- _Source material_
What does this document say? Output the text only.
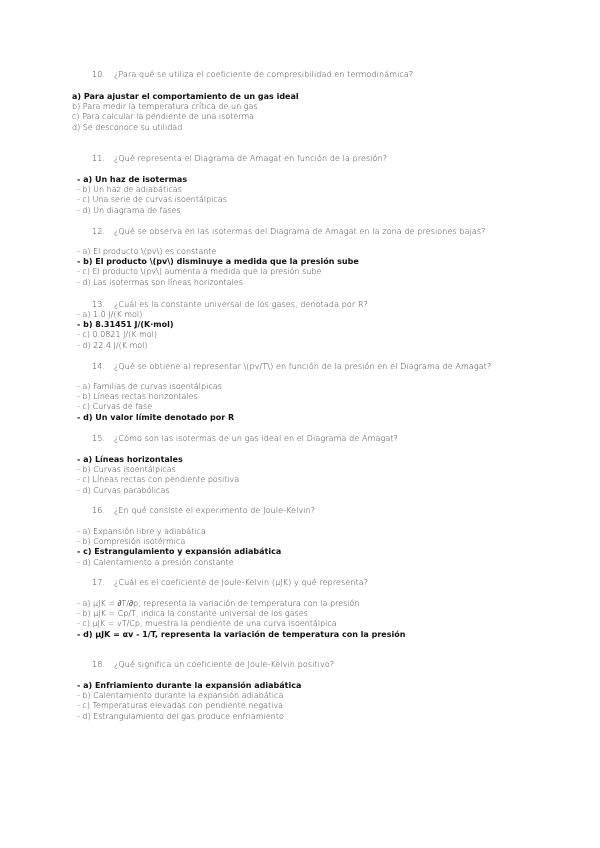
10. ¿Para qué se utiliza el coeficiente de compresibilidad en termodinámica?
a) Para ajustar el comportamiento de un gas ideal
b) Para medir la temperatura crítica de un gas
c) Para calcular la pendiente de una isoterma
d) Se desconoce su utilidad
11. ¿Qué representa el Diagrama de Amagat en función de la presión?
- a) Un haz de isotermas
- b) Un haz de adiabáticas
- c) Una serie de curvas isoentálpicas
- d) Un diagrama de fases
12. ¿Qué se observa en las isotermas del Diagrama de Amagat en la zona de presiones bajas?
- a) El producto \(pv\) es constante
- b) El producto \(pv\) disminuye a medida que la presión sube
- c) El producto \(pv\) aumenta a medida que la presión sube
- d) Las isotermas son líneas horizontales
13. ¿Cuál es la constante universal de los gases, denotada por R?
- a) 1.0 J/(K·mol)
- b) 8.31451 J/(K·mol)
- c) 0.0821 J/(K·mol)
- d) 22.4 J/(K·mol)
14. ¿Qué se obtiene al representar \(pv/T\) en función de la presión en el Diagrama de Amagat?
- a) Familias de curvas isoentálpicas
- b) Líneas rectas horizontales
- c) Curvas de fase
- d) Un valor límite denotado por R
15. ¿Cómo son las isotermas de un gas ideal en el Diagrama de Amagat?
- a) Líneas horizontales
- b) Curvas isoentálpicas
- c) Líneas rectas con pendiente positiva
- d) Curvas parabólicas
16. ¿En qué consiste el experimento de Joule-Kelvin?
- a) Expansión libre y adiabática
- b) Compresión isotérmica
- c) Estrangulamiento y expansión adiabática
- d) Calentamiento a presión constante
17. ¿Cuál es el coeficiente de Joule-Kelvin (μJK) y qué representa?
- a) μJK = ∂T/∂p, representa la variación de temperatura con la presión
- b) μJK = Cp/T, indica la constante universal de los gases
- c) μJK = vT/Cp, muestra la pendiente de una curva isoentálpica
- d) μJK = αv - 1/T, representa la variación de temperatura con la presión
18. ¿Qué significa un coeficiente de Joule-Kelvin positivo?
- a) Enfriamiento durante la expansión adiabática
- b) Calentamiento durante la expansión adiabática
- c) Temperaturas elevadas con pendiente negativa
- d) Estrangulamiento del gas produce enfriamiento
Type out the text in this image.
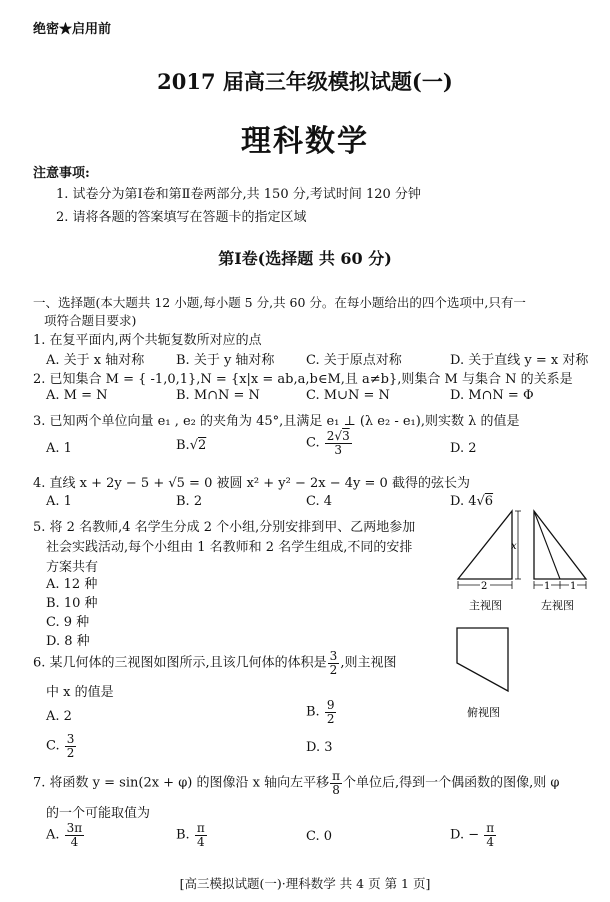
绝密★启用前
2017 届高三年级模拟试题(一)
理科数学
注意事项:
1. 试卷分为第Ⅰ卷和第Ⅱ卷两部分,共 150 分,考试时间 120 分钟
2. 请将各题的答案填写在答题卡的指定区域
第Ⅰ卷(选择题 共 60 分)
一、选择题(本大题共 12 小题,每小题 5 分,共 60 分。在每小题给出的四个选项中,只有一
项符合题目要求)
1. 在复平面内,两个共轭复数所对应的点
A. 关于 x 轴对称 B. 关于 y 轴对称 C. 关于原点对称	D. 关于直线 y = x 对称
2. 已知集合 M = { -1,0,1},N = {x|x = ab,a,b∈M,且 a≠b},则集合 M 与集合 N 的关系是
A. M = N	B. M∩N = N	C. M∪N = N	D. M∩N = Φ
3. 已知两个单位向量 e₁ , e₂ 的夹角为 45°,且满足 e₁ ⊥ (λ e₂ - e₁),则实数 λ 的值是
A. 1	B.√2	C. $\frac{2√3}{3}$	D. 2
4. 直线 x + 2y − 5 + √5 = 0 被圆 x² + y² − 2x − 4y = 0 截得的弦长为
A. 1	B. 2	C. 4	D. 4√6
5. 将 2 名教师,4 名学生分成 2 个小组,分别安排到甲、乙两地参加
社会实践活动,每个小组由 1 名教师和 2 名学生组成,不同的安排
方案共有
A. 12 种
B. 10 种
C. 9 种
D. 8 种
x
2
主视图
1 1
左视图
俯视图
6. 某几何体的三视图如图所示,且该几何体的体积是 $\frac{3}{2}$ ,则主视图
中 x 的值是
A. 2	B. $\frac{9}{2}$
C. $\frac{3}{2}$	D. 3
7. 将函数 y = sin(2x + φ) 的图像沿 x 轴向左平移 $\frac{\pi}{8}$ 个单位后,得到一个偶函数的图像,则 φ
的一个可能取值为
A. $\frac{3\pi}{4}$	B. $\frac{\pi}{4}$	C. 0	D. − $\frac{\pi}{4}$
[高三模拟试题(一)·理科数学 共 4 页 第 1 页]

- _Task prompt_
Without including any pictures, output all the entries above exactly.

- _Reply_
What does this document say? Output the text only.
10. ¿Para qué se utiliza el coeficiente de compresibilidad en termodinámica?
a) Para ajustar el comportamiento de un gas ideal
b) Para medir la temperatura crítica de un gas
c) Para calcular la pendiente de una isoterma
d) Se desconoce su utilidad
11. ¿Qué representa el Diagrama de Amagat en función de la presión?
- a) Un haz de isotermas
- b) Un haz de adiabáticas
- c) Una serie de curvas isoentálpicas
- d) Un diagrama de fases
12. ¿Qué se observa en las isotermas del Diagrama de Amagat en la zona de presiones bajas?
- a) El producto \(pv\) es constante
- b) El producto \(pv\) disminuye a medida que la presión sube
- c) El producto \(pv\) aumenta a medida que la presión sube
- d) Las isotermas son líneas horizontales
13. ¿Cuál es la constante universal de los gases, denotada por R?
- a) 1.0 J/(K·mol)
- b) 8.31451 J/(K·mol)
- c) 0.0821 J/(K·mol)
- d) 22.4 J/(K·mol)
14. ¿Qué se obtiene al representar \(pv/T\) en función de la presión en el Diagrama de Amagat?
- a) Familias de curvas isoentálpicas
- b) Líneas rectas horizontales
- c) Curvas de fase
- d) Un valor límite denotado por R
15. ¿Cómo son las isotermas de un gas ideal en el Diagrama de Amagat?
- a) Líneas horizontales
- b) Curvas isoentálpicas
- c) Líneas rectas con pendiente positiva
- d) Curvas parabólicas
16. ¿En qué consiste el experimento de Joule-Kelvin?
- a) Expansión libre y adiabática
- b) Compresión isotérmica
- c) Estrangulamiento y expansión adiabática
- d) Calentamiento a presión constante
17. ¿Cuál es el coeficiente de Joule-Kelvin (μJK) y qué representa?
- a) μJK = ∂T/∂p, representa la variación de temperatura con la presión
- b) μJK = Cp/T, indica la constante universal de los gases
- c) μJK = vT/Cp, muestra la pendiente de una curva isoentálpica
- d) μJK = αv - 1/T, representa la variación de temperatura con la presión
18. ¿Qué significa un coeficiente de Joule-Kelvin positivo?
- a) Enfriamiento durante la expansión adiabática
- b) Calentamiento durante la expansión adiabática
- c) Temperaturas elevadas con pendiente negativa
- d) Estrangulamiento del gas produce enfriamiento
Type out the text in this image.
绝密★启用前
2017 届高三年级模拟试题(一)
理科数学
注意事项:
1. 试卷分为第Ⅰ卷和第Ⅱ卷两部分,共 150 分,考试时间 120 分钟
2. 请将各题的答案填写在答题卡的指定区域
第Ⅰ卷(选择题 共 60 分)
一、选择题(本大题共 12 小题,每小题 5 分,共 60 分。在每小题给出的四个选项中,只有一
项符合题目要求)
1. 在复平面内,两个共轭复数所对应的点
A. 关于 x 轴对称 B. 关于 y 轴对称 C. 关于原点对称	D. 关于直线 y = x 对称
2. 已知集合 M = { -1,0,1},N = {x|x = ab,a,b∈M,且 a≠b},则集合 M 与集合 N 的关系是
A. M = N	B. M∩N = N	C. M∪N = N	D. M∩N = Φ
3. 已知两个单位向量 e₁ , e₂ 的夹角为 45°,且满足 e₁ ⊥ (λ e₂ - e₁),则实数 λ 的值是
A. 1	B.√2	C. $\frac{2√3}{3}$	D. 2
4. 直线 x + 2y − 5 + √5 = 0 被圆 x² + y² − 2x − 4y = 0 截得的弦长为
A. 1	B. 2	C. 4	D. 4√6
5. 将 2 名教师,4 名学生分成 2 个小组,分别安排到甲、乙两地参加
社会实践活动,每个小组由 1 名教师和 2 名学生组成,不同的安排
方案共有
A. 12 种
B. 10 种
C. 9 种
D. 8 种
x
2
主视图
1 1
左视图
俯视图
6. 某几何体的三视图如图所示,且该几何体的体积是 $\frac{3}{2}$ ,则主视图
中 x 的值是
A. 2	B. $\frac{9}{2}$
C. $\frac{3}{2}$	D. 3
7. 将函数 y = sin(2x + φ) 的图像沿 x 轴向左平移 $\frac{\pi}{8}$ 个单位后,得到一个偶函数的图像,则 φ
的一个可能取值为
A. $\frac{3\pi}{4}$	B. $\frac{\pi}{4}$	C. 0	D. − $\frac{\pi}{4}$
[高三模拟试题(一)·理科数学 共 4 页 第 1 页]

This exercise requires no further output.